-------- PROVIDED RECORDS --------
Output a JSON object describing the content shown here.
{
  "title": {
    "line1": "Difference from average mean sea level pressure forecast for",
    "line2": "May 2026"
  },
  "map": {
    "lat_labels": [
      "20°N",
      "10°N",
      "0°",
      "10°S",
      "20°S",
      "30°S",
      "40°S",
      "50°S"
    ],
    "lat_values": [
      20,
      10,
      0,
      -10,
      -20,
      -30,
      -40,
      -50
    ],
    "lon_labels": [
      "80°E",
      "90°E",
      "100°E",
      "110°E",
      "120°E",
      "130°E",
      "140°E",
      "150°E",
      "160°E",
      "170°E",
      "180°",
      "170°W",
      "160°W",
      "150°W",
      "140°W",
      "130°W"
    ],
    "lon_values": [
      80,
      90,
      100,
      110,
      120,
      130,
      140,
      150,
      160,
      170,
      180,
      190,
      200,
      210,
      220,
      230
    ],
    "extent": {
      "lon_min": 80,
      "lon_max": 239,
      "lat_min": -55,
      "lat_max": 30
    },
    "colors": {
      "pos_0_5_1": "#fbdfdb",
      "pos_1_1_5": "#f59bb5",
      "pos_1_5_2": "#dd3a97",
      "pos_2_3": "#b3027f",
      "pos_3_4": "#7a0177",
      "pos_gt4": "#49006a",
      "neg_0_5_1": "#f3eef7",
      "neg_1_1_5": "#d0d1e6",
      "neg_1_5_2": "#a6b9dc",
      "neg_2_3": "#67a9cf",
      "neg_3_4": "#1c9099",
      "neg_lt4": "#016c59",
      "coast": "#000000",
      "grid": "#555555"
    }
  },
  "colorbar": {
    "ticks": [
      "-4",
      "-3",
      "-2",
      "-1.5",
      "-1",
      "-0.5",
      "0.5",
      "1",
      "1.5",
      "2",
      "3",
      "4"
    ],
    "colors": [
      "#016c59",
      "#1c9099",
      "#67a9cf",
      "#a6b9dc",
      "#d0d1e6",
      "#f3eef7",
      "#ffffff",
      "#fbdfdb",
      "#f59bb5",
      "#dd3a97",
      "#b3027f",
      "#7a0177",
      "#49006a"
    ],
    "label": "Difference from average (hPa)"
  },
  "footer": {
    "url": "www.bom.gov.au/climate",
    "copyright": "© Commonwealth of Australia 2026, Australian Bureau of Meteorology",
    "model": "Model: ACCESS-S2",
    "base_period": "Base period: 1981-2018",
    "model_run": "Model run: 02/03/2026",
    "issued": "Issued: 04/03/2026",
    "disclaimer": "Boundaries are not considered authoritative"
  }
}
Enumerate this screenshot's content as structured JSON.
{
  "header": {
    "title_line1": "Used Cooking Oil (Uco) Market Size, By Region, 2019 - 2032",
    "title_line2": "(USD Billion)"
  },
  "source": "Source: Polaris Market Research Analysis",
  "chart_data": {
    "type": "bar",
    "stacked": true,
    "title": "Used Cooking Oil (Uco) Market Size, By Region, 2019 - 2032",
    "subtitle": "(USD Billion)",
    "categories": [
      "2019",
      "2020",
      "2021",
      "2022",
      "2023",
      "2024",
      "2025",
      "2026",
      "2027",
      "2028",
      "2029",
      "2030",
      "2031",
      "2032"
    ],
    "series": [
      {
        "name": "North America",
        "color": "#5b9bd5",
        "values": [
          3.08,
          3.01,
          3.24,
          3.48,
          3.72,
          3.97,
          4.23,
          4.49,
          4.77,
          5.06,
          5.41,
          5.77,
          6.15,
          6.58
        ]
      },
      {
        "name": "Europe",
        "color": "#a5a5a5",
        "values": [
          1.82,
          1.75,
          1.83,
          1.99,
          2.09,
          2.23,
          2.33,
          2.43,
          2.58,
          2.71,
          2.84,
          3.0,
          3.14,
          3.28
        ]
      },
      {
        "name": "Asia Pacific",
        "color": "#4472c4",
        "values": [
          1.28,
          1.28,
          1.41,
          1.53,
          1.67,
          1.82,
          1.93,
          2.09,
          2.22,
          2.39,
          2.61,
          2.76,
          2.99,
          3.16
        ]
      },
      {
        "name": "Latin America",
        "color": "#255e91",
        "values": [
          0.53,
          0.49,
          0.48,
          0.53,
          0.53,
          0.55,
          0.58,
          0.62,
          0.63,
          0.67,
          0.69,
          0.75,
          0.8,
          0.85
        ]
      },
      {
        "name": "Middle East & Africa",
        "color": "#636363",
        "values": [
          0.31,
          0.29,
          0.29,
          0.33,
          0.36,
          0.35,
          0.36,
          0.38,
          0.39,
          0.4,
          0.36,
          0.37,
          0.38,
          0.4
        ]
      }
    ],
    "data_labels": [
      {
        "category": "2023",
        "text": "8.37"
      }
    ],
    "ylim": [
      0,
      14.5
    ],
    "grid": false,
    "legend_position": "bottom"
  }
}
--------
▶ _TO DO_
Copy every line in the records above that contains the word "average".

▶ _TASK SOLUTION_
    "line1": "Difference from average mean sea level pressure forecast for",
    "label": "Difference from average (hPa)"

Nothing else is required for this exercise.